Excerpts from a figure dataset
┄┄┄┄┄┄

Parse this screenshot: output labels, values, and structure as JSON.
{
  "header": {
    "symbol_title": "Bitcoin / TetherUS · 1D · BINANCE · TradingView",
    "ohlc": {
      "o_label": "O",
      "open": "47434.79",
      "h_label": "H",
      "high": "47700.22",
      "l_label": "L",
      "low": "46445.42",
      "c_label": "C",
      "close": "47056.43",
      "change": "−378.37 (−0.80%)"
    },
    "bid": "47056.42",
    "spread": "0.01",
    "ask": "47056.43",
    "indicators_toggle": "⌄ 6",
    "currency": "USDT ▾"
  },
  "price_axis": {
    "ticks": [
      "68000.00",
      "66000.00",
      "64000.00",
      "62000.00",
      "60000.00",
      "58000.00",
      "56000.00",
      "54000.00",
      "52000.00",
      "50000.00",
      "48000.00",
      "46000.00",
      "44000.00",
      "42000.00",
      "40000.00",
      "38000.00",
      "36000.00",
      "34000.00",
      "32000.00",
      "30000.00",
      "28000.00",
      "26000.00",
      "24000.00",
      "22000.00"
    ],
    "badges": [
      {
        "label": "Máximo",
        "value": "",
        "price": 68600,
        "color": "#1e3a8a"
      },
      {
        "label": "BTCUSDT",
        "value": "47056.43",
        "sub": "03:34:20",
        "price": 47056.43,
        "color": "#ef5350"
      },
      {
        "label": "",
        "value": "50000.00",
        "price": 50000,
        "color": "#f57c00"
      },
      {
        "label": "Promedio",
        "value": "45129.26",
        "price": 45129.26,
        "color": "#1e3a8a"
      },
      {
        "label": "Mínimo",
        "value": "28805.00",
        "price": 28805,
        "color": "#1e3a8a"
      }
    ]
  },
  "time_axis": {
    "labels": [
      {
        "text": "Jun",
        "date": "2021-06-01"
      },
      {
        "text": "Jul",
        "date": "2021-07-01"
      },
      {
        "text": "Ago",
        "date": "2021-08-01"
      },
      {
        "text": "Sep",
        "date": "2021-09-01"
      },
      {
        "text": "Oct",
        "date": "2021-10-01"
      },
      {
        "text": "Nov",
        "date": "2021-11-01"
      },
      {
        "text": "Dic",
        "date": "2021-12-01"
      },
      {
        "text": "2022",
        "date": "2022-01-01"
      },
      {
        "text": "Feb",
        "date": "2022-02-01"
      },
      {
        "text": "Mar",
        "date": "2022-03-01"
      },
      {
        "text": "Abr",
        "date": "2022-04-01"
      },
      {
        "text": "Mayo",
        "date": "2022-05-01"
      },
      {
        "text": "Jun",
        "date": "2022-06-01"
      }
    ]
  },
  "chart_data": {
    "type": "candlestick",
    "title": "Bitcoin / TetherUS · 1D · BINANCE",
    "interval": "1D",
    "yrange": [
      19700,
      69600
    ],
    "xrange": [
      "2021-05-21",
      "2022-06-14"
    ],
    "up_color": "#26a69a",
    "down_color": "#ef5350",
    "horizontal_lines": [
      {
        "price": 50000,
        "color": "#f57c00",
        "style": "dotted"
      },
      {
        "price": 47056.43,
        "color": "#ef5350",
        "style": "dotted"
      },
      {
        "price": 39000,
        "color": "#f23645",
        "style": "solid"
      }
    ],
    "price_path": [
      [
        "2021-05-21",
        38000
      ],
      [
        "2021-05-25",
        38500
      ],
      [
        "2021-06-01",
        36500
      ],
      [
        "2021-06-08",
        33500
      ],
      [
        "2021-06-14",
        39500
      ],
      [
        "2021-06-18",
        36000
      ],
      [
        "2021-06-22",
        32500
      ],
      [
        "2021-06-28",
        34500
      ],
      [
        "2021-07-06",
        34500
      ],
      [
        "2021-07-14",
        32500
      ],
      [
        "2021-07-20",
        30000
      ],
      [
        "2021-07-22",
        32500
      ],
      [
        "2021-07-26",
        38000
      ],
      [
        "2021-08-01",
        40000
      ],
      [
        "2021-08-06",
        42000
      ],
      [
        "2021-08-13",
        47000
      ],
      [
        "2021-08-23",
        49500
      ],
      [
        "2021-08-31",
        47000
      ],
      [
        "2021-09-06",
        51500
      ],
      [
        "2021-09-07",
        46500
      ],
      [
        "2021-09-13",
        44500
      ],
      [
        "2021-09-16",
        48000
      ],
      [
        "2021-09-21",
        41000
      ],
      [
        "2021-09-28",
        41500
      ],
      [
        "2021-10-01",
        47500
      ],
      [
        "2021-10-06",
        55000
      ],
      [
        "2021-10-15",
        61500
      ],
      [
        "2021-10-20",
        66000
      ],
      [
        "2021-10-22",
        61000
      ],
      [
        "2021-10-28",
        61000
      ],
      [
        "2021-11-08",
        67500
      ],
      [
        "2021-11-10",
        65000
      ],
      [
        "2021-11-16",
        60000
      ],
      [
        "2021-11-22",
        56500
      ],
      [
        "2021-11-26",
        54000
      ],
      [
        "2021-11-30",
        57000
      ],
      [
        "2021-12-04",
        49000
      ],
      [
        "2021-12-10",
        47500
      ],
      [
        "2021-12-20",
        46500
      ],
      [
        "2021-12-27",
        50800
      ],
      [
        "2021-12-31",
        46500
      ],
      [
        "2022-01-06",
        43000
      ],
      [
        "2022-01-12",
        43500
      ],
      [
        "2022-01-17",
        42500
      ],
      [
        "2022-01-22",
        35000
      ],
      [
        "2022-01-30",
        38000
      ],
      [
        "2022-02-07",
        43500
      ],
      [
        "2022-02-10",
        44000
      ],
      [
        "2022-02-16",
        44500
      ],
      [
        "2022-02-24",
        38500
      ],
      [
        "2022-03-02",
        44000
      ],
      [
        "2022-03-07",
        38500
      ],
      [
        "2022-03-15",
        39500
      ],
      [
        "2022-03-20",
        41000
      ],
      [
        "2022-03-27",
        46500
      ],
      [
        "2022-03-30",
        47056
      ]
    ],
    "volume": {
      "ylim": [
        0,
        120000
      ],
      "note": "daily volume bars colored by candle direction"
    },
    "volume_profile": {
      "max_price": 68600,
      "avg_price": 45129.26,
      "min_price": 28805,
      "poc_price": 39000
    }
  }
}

┄┄┄┄┄┄

## [WHAT YOU ARE ASKED TO DO]
Go over the records above and tally each line that includes "labels". Give the total by itself.

## [EXPECTED ANSWER]
2